DIRECTIVE
Check each line of the data below for the word "根据口诀", then extract the ones that have it.

** start INPUT FOR THIS TASK **

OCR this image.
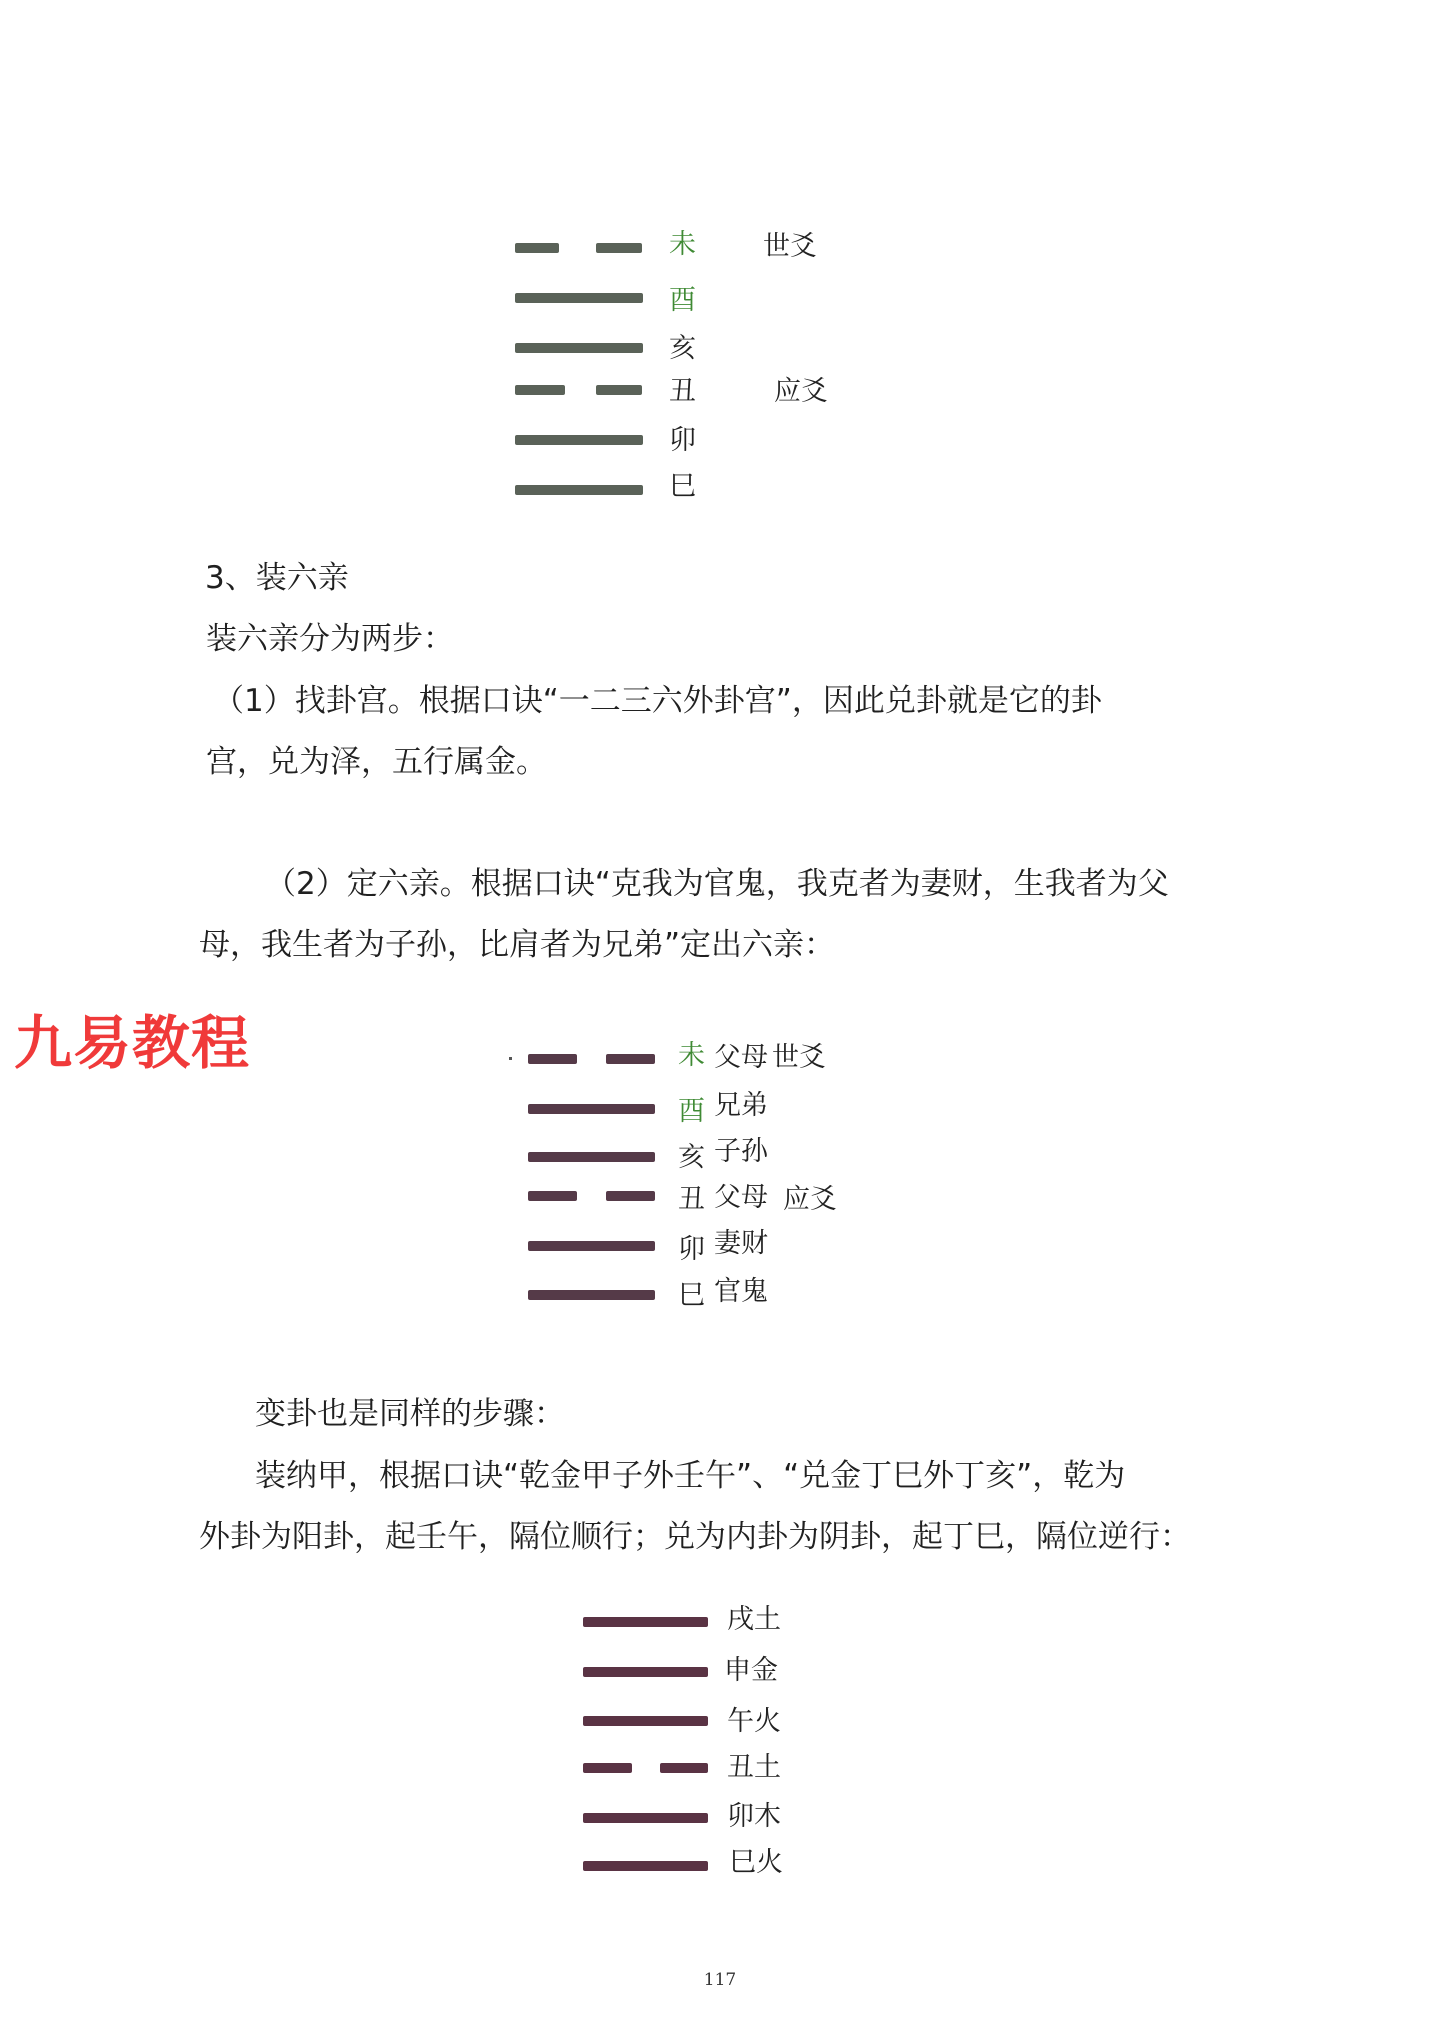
未 世爻
酉
亥
丑	应爻
卯
巳
3、装六亲
装六亲分为两步：
（1）找卦宫。根据口诀“一二三六外卦宫”，因此兑卦就是它的卦
宫，兑为泽，五行属金。
（2）定六亲。根据口诀“克我为官鬼，我克者为妻财，生我者为父
母，我生者为子孙，比肩者为兄弟”定出六亲：
九易教程	未 父母 世爻
酉 兄弟
亥 子孙
丑 父母 应爻
卯 妻财
巳 官鬼
变卦也是同样的步骤：
装纳甲，根据口诀“乾金甲子外壬午”、“兑金丁巳外丁亥”，乾为
外卦为阳卦，起壬午，隔位顺行；兑为内卦为阴卦，起丁巳，隔位逆行：
戌土
申金
午火
丑土
卯木
巳火
117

** end INPUT FOR THIS TASK **

WORKED SOLUTION
（1）找卦宫。根据口诀“一二三六外卦宫”，因此兑卦就是它的卦
（2）定六亲。根据口诀“克我为官鬼，我克者为妻财，生我者为父
装纳甲，根据口诀“乾金甲子外壬午”、“兑金丁巳外丁亥”，乾为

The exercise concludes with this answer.